— start of DATA TO PROCESS —

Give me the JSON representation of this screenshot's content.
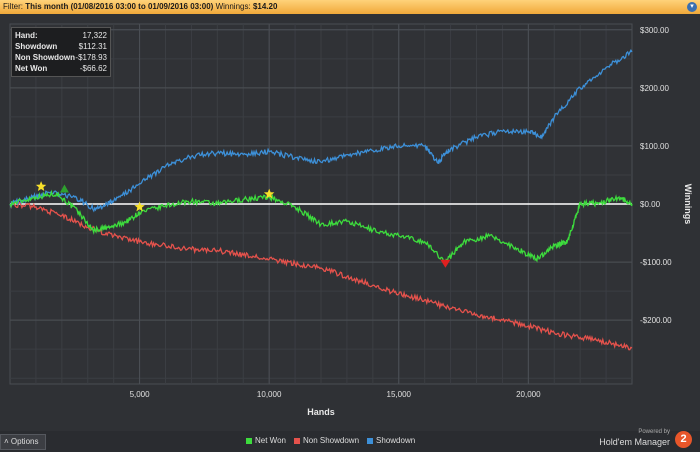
{
  "filter": {
    "label": "Filter:",
    "value": "This month (01/08/2016 03:00 to 01/09/2016 03:00)",
    "winnings_label": "Winnings:",
    "winnings_value": "$14.20",
    "toggle_icon": "chevron-down-icon"
  },
  "stats": [
    {
      "label": "Hand:",
      "value": "17,322"
    },
    {
      "label": "Showdown",
      "value": "$112.31"
    },
    {
      "label": "Non Showdown",
      "value": "-$178.93"
    },
    {
      "label": "Net Won",
      "value": "-$66.62"
    }
  ],
  "options": {
    "label": "Options",
    "icon": "caret-up-icon"
  },
  "brand": {
    "powered": "Powered by",
    "name": "Hold'em Manager",
    "logo": "2"
  },
  "chart_data": {
    "type": "line",
    "xlabel": "Hands",
    "ylabel": "Winnings",
    "xlim": [
      0,
      24000
    ],
    "ylim": [
      -310,
      310
    ],
    "x_ticks": [
      5000,
      10000,
      15000,
      20000
    ],
    "x_tick_labels": [
      "5,000",
      "10,000",
      "15,000",
      "20,000"
    ],
    "y_ticks": [
      300,
      200,
      100,
      0,
      -100,
      -200
    ],
    "y_tick_labels": [
      "$300.00",
      "$200.00",
      "$100.00",
      "$0.00",
      "-$100.00",
      "-$200.00"
    ],
    "grid": true,
    "legend_position": "bottom",
    "series": [
      {
        "name": "Net Won",
        "color": "#3ddc3d",
        "points": [
          [
            0,
            0
          ],
          [
            1000,
            12
          ],
          [
            1800,
            18
          ],
          [
            2600,
            -12
          ],
          [
            3200,
            -45
          ],
          [
            3900,
            -40
          ],
          [
            4500,
            -30
          ],
          [
            5000,
            -15
          ],
          [
            6000,
            -3
          ],
          [
            7000,
            5
          ],
          [
            8000,
            0
          ],
          [
            9000,
            8
          ],
          [
            10000,
            12
          ],
          [
            11000,
            -5
          ],
          [
            12000,
            -35
          ],
          [
            13000,
            -30
          ],
          [
            14000,
            -45
          ],
          [
            15000,
            -55
          ],
          [
            16000,
            -65
          ],
          [
            16800,
            -100
          ],
          [
            17500,
            -65
          ],
          [
            18500,
            -55
          ],
          [
            19500,
            -75
          ],
          [
            20300,
            -95
          ],
          [
            21000,
            -72
          ],
          [
            21500,
            -65
          ],
          [
            22000,
            0
          ],
          [
            22800,
            2
          ],
          [
            23500,
            12
          ],
          [
            24000,
            0
          ]
        ]
      },
      {
        "name": "Non Showdown",
        "color": "#e5524c",
        "points": [
          [
            0,
            0
          ],
          [
            1000,
            -5
          ],
          [
            2000,
            -20
          ],
          [
            3000,
            -40
          ],
          [
            4000,
            -55
          ],
          [
            5000,
            -65
          ],
          [
            6000,
            -72
          ],
          [
            7000,
            -78
          ],
          [
            8000,
            -80
          ],
          [
            9000,
            -88
          ],
          [
            10000,
            -95
          ],
          [
            11000,
            -103
          ],
          [
            12000,
            -110
          ],
          [
            13000,
            -125
          ],
          [
            14000,
            -140
          ],
          [
            15000,
            -155
          ],
          [
            16000,
            -165
          ],
          [
            17000,
            -180
          ],
          [
            18000,
            -190
          ],
          [
            19000,
            -200
          ],
          [
            20000,
            -210
          ],
          [
            21000,
            -222
          ],
          [
            22000,
            -230
          ],
          [
            23000,
            -238
          ],
          [
            24000,
            -248
          ]
        ]
      },
      {
        "name": "Showdown",
        "color": "#3d90d8",
        "points": [
          [
            0,
            0
          ],
          [
            800,
            10
          ],
          [
            1500,
            20
          ],
          [
            2500,
            12
          ],
          [
            3300,
            -10
          ],
          [
            4000,
            5
          ],
          [
            5000,
            35
          ],
          [
            6000,
            65
          ],
          [
            7000,
            82
          ],
          [
            8000,
            88
          ],
          [
            9000,
            85
          ],
          [
            10000,
            90
          ],
          [
            11000,
            80
          ],
          [
            12000,
            72
          ],
          [
            13000,
            85
          ],
          [
            14000,
            92
          ],
          [
            15000,
            100
          ],
          [
            16000,
            100
          ],
          [
            16500,
            72
          ],
          [
            17000,
            95
          ],
          [
            18000,
            115
          ],
          [
            19000,
            125
          ],
          [
            20000,
            125
          ],
          [
            20500,
            115
          ],
          [
            21000,
            150
          ],
          [
            22000,
            200
          ],
          [
            23000,
            235
          ],
          [
            24000,
            262
          ]
        ]
      }
    ],
    "markers": [
      {
        "type": "star",
        "color": "#f7e02a",
        "x": 1200,
        "y": 30
      },
      {
        "type": "star",
        "color": "#f7e02a",
        "x": 5000,
        "y": -5
      },
      {
        "type": "star",
        "color": "#f7e02a",
        "x": 10000,
        "y": 17
      },
      {
        "type": "triangle-up",
        "color": "#2ea02e",
        "x": 2100,
        "y": 25
      },
      {
        "type": "triangle-down",
        "color": "#e02020",
        "x": 16800,
        "y": -103
      }
    ]
  }
}
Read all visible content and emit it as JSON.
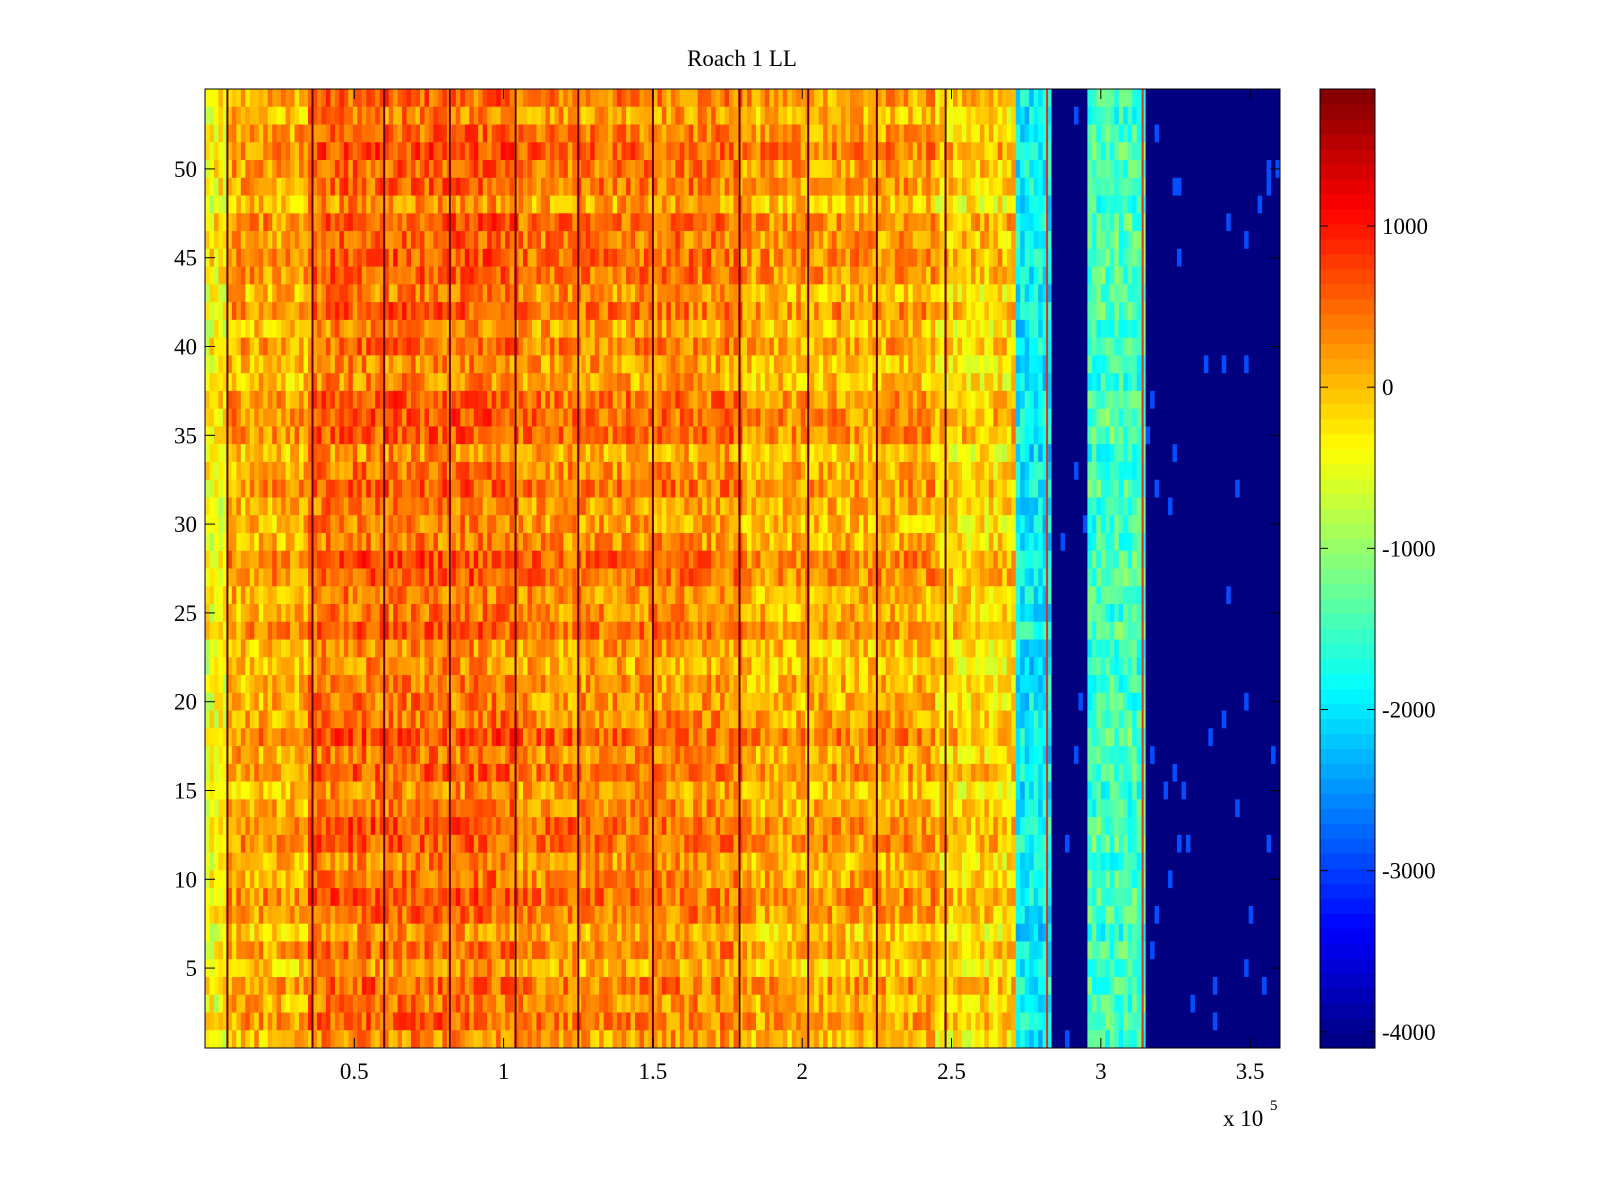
{
  "chart_data": {
    "type": "heatmap",
    "title": "Roach 1 LL",
    "xlabel": "",
    "ylabel": "",
    "x_multiplier_label": {
      "base": "x 10",
      "exponent": "5"
    },
    "xlim": [
      0,
      3.6
    ],
    "ylim": [
      0.5,
      54.5
    ],
    "x_ticks": [
      0.5,
      1,
      1.5,
      2,
      2.5,
      3,
      3.5
    ],
    "x_tick_labels": [
      "0.5",
      "1",
      "1.5",
      "2",
      "2.5",
      "3",
      "3.5"
    ],
    "y_ticks": [
      5,
      10,
      15,
      20,
      25,
      30,
      35,
      40,
      45,
      50
    ],
    "y_tick_labels": [
      "5",
      "10",
      "15",
      "20",
      "25",
      "30",
      "35",
      "40",
      "45",
      "50"
    ],
    "colormap": "jet",
    "clim": [
      -4100,
      1850
    ],
    "colorbar_ticks": [
      1000,
      0,
      -1000,
      -2000,
      -3000,
      -4000
    ],
    "colorbar_tick_labels": [
      "1000",
      "0",
      "-1000",
      "-2000",
      "-3000",
      "-4000"
    ],
    "grid": false,
    "rows": 54,
    "column_profile": [
      {
        "x_start": 0.0,
        "x_end": 0.07,
        "value": -400
      },
      {
        "x_start": 0.07,
        "x_end": 0.35,
        "value": 100
      },
      {
        "x_start": 0.35,
        "x_end": 1.05,
        "value": 450
      },
      {
        "x_start": 1.05,
        "x_end": 1.8,
        "value": 300
      },
      {
        "x_start": 1.8,
        "x_end": 2.45,
        "value": 100
      },
      {
        "x_start": 2.45,
        "x_end": 2.72,
        "value": -150
      },
      {
        "x_start": 2.72,
        "x_end": 2.83,
        "value": -1900
      },
      {
        "x_start": 2.83,
        "x_end": 2.95,
        "value": -4100
      },
      {
        "x_start": 2.95,
        "x_end": 3.15,
        "value": -1500
      },
      {
        "x_start": 3.15,
        "x_end": 3.6,
        "value": -4100
      }
    ],
    "dark_vertical_lines_x": [
      0.075,
      0.36,
      0.6,
      0.82,
      1.04,
      1.25,
      1.5,
      1.79,
      2.02,
      2.25,
      2.48
    ],
    "red_edge_lines_x": [
      2.82,
      3.14
    ]
  }
}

— end of DATA TO PROCESS —

- AIM OF THE TASK: Every line of the listing that holds "icon" should be found and copied.

- THE REPLY:
    "toggle_icon": "chevron-down-icon"
    "icon": "caret-up-icon"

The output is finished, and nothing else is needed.